DATA EXTRACT »
"""

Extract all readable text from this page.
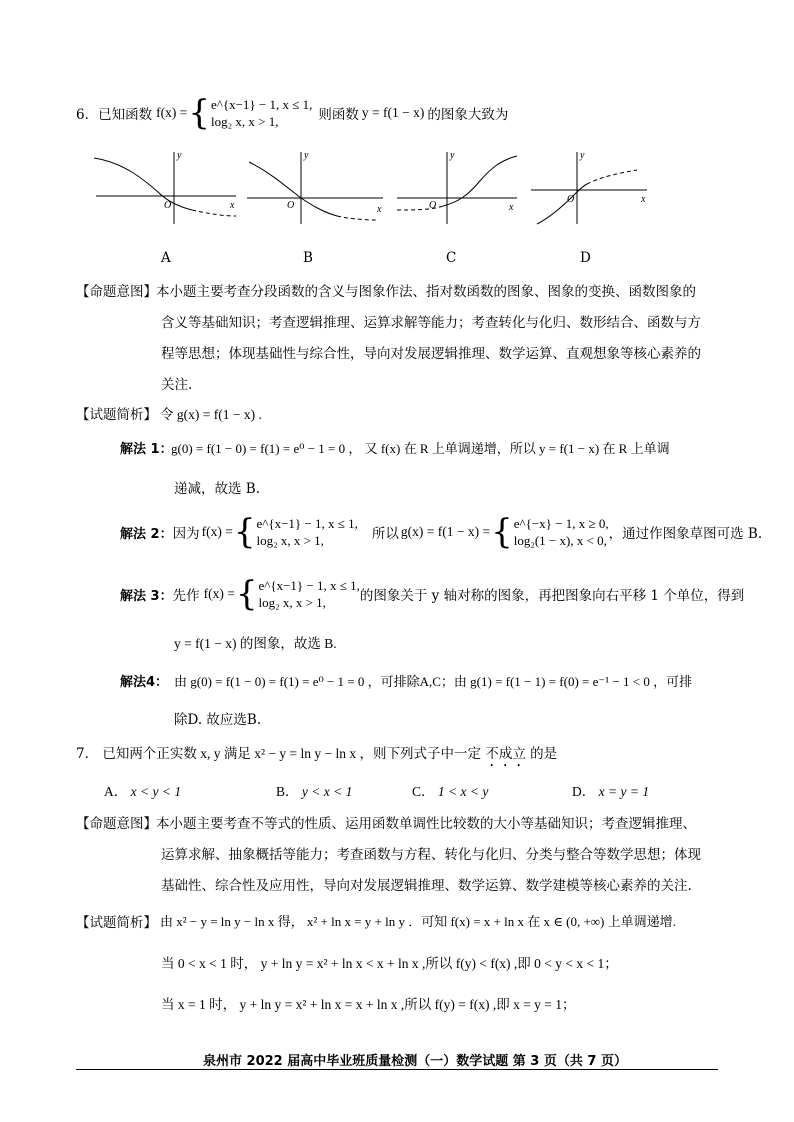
6． 已知函数 f(x) = { e^{x−1} − 1, x ≤ 1,
log₂ x, x > 1,	则函数 y = f(1 − x) 的图象大致为
y
x
O
y
x
O
y
x
O
y
x
O
A	B	C	D
【命题意图】 本小题主要考查分段函数的含义与图象作法、指对数函数的图象、图象的变换、函数图象的
含义等基础知识；考查逻辑推理、运算求解等能力；考查转化与化归、数形结合、函数与方
程等思想；体现基础性与综合性，导向对发展逻辑推理、数学运算、直观想象等核心素养的
关注.
【试题简析】 令 g(x) = f(1 − x) .
解法 1：
g(0) = f(1 − 0) = f(1) = e⁰ − 1 = 0 ， 又 f(x) 在 R 上单调递增，所以 y = f(1 − x) 在 R 上单调
递减，故选 B.
解法 2： 因为 f(x) = { e^{x−1} − 1, x ≤ 1,
log₂ x, x > 1,	所以 g(x) = f(1 − x) = { e^{−x} − 1, x ≥ 0,
log₂(1 − x), x < 0, ，通过作图象草图可选 B.
解法 3： 先作 f(x) = { e^{x−1} − 1, x ≤ 1,
log₂ x, x > 1,	的图象关于 y 轴对称的图象，再把图象向右平移 1 个单位，得到
y = f(1 − x) 的图象，故选 B.
解法4： 由 g(0) = f(1 − 0) = f(1) = e⁰ − 1 = 0 ，可排除A,C；由 g(1) = f(1 − 1) = f(0) = e⁻¹ − 1 < 0 ，可排
除D. 故应选B.
7． 已知两个正实数 x, y 满足 x² − y = ln y − ln x ，则下列式子中一定 不成立 的是
A． x < y < 1	B． y < x < 1	C． 1 < x < y	D． x = y = 1
【命题意图】 本小题主要考查不等式的性质、运用函数单调性比较数的大小等基础知识；考查逻辑推理、
运算求解、抽象概括等能力；考查函数与方程、转化与化归、分类与整合等数学思想；体现
基础性、综合性及应用性，导向对发展逻辑推理、数学运算、数学建模等核心素养的关注.
【试题简析】 由 x² − y = ln y − ln x 得， x² + ln x = y + ln y ．可知 f(x) = x + ln x 在 x ∈ (0, +∞) 上单调递增.
当 0 < x < 1 时， y + ln y = x² + ln x < x + ln x ,所以 f(y) < f(x) ,即 0 < y < x < 1；
当 x = 1 时， y + ln y = x² + ln x = x + ln x ,所以 f(y) = f(x) ,即 x = y = 1；
泉州市 2022 届高中毕业班质量检测（一）数学试题 第 3 页（共 7 页）
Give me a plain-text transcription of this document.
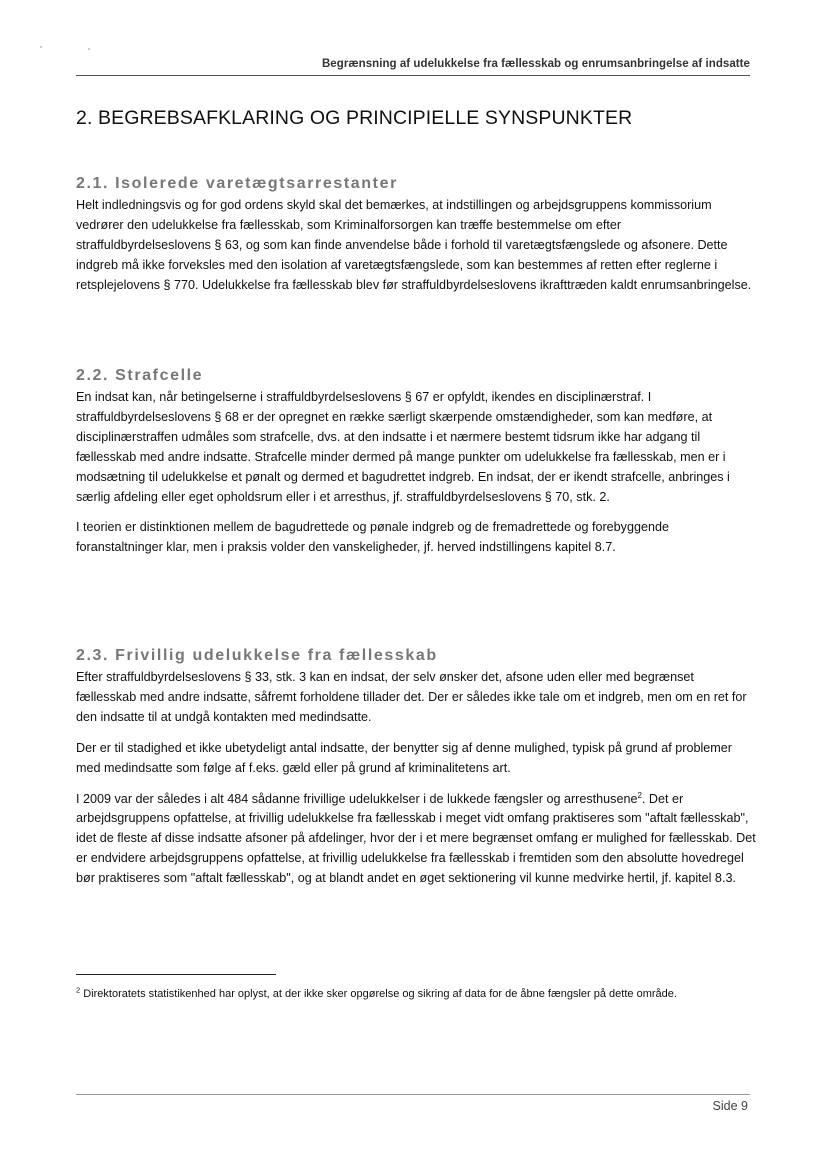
Begrænsning af udelukkelse fra fællesskab og enrumsanbringelse af indsatte
2. BEGREBSAFKLARING OG PRINCIPIELLE SYNSPUNKTER
2.1. Isolerede varetægtsarrestanter

Helt indledningsvis og for god ordens skyld skal det bemærkes, at indstillingen og arbejdsgruppens kommissorium vedrører den udelukkelse fra fællesskab, som Kriminalforsorgen kan træffe bestemmelse om efter straffuldbyrdelseslovens § 63, og som kan finde anvendelse både i forhold til varetægtsfængslede og afsonere. Dette indgreb må ikke forveksles med den isolation af varetægtsfængslede, som kan bestemmes af retten efter reglerne i retsplejelovens § 770. Udelukkelse fra fællesskab blev før straffuldbyrdelseslovens ikrafttræden kaldt enrumsanbringelse.

2.2. Strafcelle

En indsat kan, når betingelserne i straffuldbyrdelseslovens § 67 er opfyldt, ikendes en disciplinærstraf. I straffuldbyrdelseslovens § 68 er der opregnet en række særligt skærpende omstændigheder, som kan medføre, at disciplinærstraffen udmåles som strafcelle, dvs. at den indsatte i et nærmere bestemt tidsrum ikke har adgang til fællesskab med andre indsatte. Strafcelle minder dermed på mange punkter om udelukkelse fra fællesskab, men er i modsætning til udelukkelse et pønalt og dermed et bagudrettet indgreb. En indsat, der er ikendt strafcelle, anbringes i særlig afdeling eller eget opholdsrum eller i et arresthus, jf. straffuldbyrdelseslovens § 70, stk. 2.

I teorien er distinktionen mellem de bagudrettede og pønale indgreb og de fremadrettede og forebyggende foranstaltninger klar, men i praksis volder den vanskeligheder, jf. herved indstillingens kapitel 8.7.

2.3. Frivillig udelukkelse fra fællesskab

Efter straffuldbyrdelseslovens § 33, stk. 3 kan en indsat, der selv ønsker det, afsone uden eller med begrænset fællesskab med andre indsatte, såfremt forholdene tillader det. Der er således ikke tale om et indgreb, men om en ret for den indsatte til at undgå kontakten med medindsatte.

Der er til stadighed et ikke ubetydeligt antal indsatte, der benytter sig af denne mulighed, typisk på grund af problemer med medindsatte som følge af f.eks. gæld eller på grund af kriminalitetens art.

I 2009 var der således i alt 484 sådanne frivillige udelukkelser i de lukkede fængsler og arresthusene$^2$. Det er arbejdsgruppens opfattelse, at frivillig udelukkelse fra fællesskab i meget vidt omfang praktiseres som "aftalt fællesskab", idet de fleste af disse indsatte afsoner på afdelinger, hvor der i et mere begrænset omfang er mulighed for fællesskab. Det er endvidere arbejdsgruppens opfattelse, at frivillig udelukkelse fra fællesskab i fremtiden som den absolutte hovedregel bør praktiseres som "aftalt fællesskab", og at blandt andet en øget sektionering vil kunne medvirke hertil, jf. kapitel 8.3.

$^2$ Direktoratets statistikenhed har oplyst, at der ikke sker opgørelse og sikring af data for de åbne fængsler på dette område.

Side 9
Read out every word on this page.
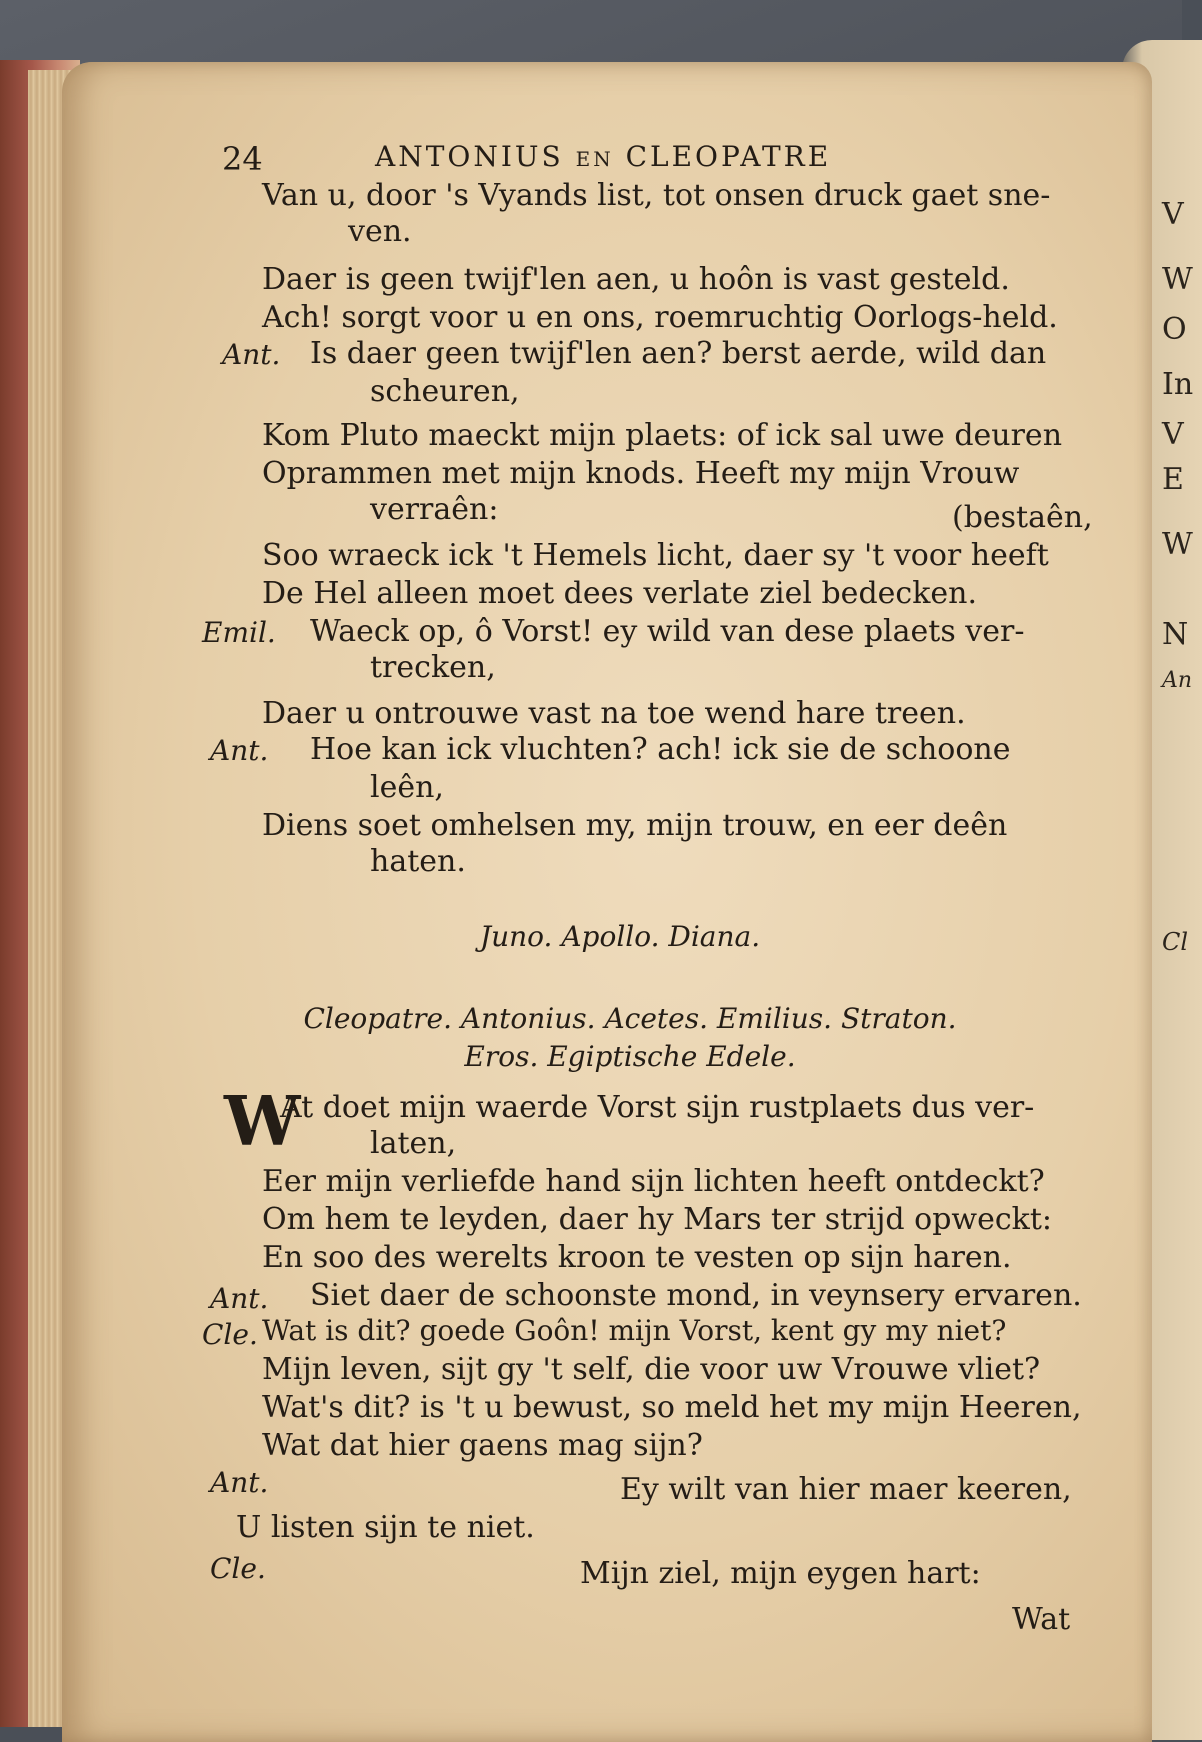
V
W
O
In
V
E
W
N
An
Cl
24	ANTONIUS en CLEOPATRE
Van u, door 's Vyands list, tot onsen druck gaet sne-
ven.
Daer is geen twijf'len aen, u hoôn is vast gesteld.
Ach! sorgt voor u en ons, roemruchtig Oorlogs-held.
Ant. Is daer geen twijf'len aen? berst aerde, wild dan
scheuren,
Kom Pluto maeckt mijn plaets: of ick sal uwe deuren
Oprammen met mijn knods. Heeft my mijn Vrouw
verraên:	(bestaên,
Soo wraeck ick 't Hemels licht, daer sy 't voor heeft
De Hel alleen moet dees verlate ziel bedecken.
Emil. Waeck op, ô Vorst! ey wild van dese plaets ver-
trecken,
Daer u ontrouwe vast na toe wend hare treen.
Ant. Hoe kan ick vluchten? ach! ick sie de schoone
leên,
Diens soet omhelsen my, mijn trouw, en eer deên
haten.
Juno. Apollo. Diana.
Cleopatre. Antonius. Acetes. Emilius. Straton.
Eros. Egiptische Edele.
W
At doet mijn waerde Vorst sijn rustplaets dus ver-
laten,
Eer mijn verliefde hand sijn lichten heeft ontdeckt?
Om hem te leyden, daer hy Mars ter strijd opweckt:
En soo des werelts kroon te vesten op sijn haren.
Ant. Siet daer de schoonste mond, in veynsery ervaren.
Cle. Wat is dit? goede Goôn! mijn Vorst, kent gy my niet?
Mijn leven, sijt gy 't self, die voor uw Vrouwe vliet?
Wat's dit? is 't u bewust, so meld het my mijn Heeren,
Wat dat hier gaens mag sijn?
Ant.	Ey wilt van hier maer keeren,
U listen sijn te niet.
Cle.	Mijn ziel, mijn eygen hart:
Wat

"""

Show the lines of the records that contain the word "mulighed".

OUTPUT FOR THIS TASK »
Der er til stadighed et ikke ubetydeligt antal indsatte, der benytter sig af denne mulighed, typisk på grund af problemer med medindsatte som følge af f.eks. gæld eller på grund af kriminalitetens art.
I 2009 var der således i alt 484 sådanne frivillige udelukkelser i de lukkede fængsler og arresthusene$^2$. Det er arbejdsgruppens opfattelse, at frivillig udelukkelse fra fællesskab i meget vidt omfang praktiseres som "aftalt fællesskab", idet de fleste af disse indsatte afsoner på afdelinger, hvor der i et mere begrænset omfang er mulighed for fællesskab. Det er endvidere arbejdsgruppens opfattelse, at frivillig udelukkelse fra fællesskab i fremtiden som den absolutte hovedregel bør praktiseres som "aftalt fællesskab", og at blandt andet en øget sektionering vil kunne medvirke hertil, jf. kapitel 8.3.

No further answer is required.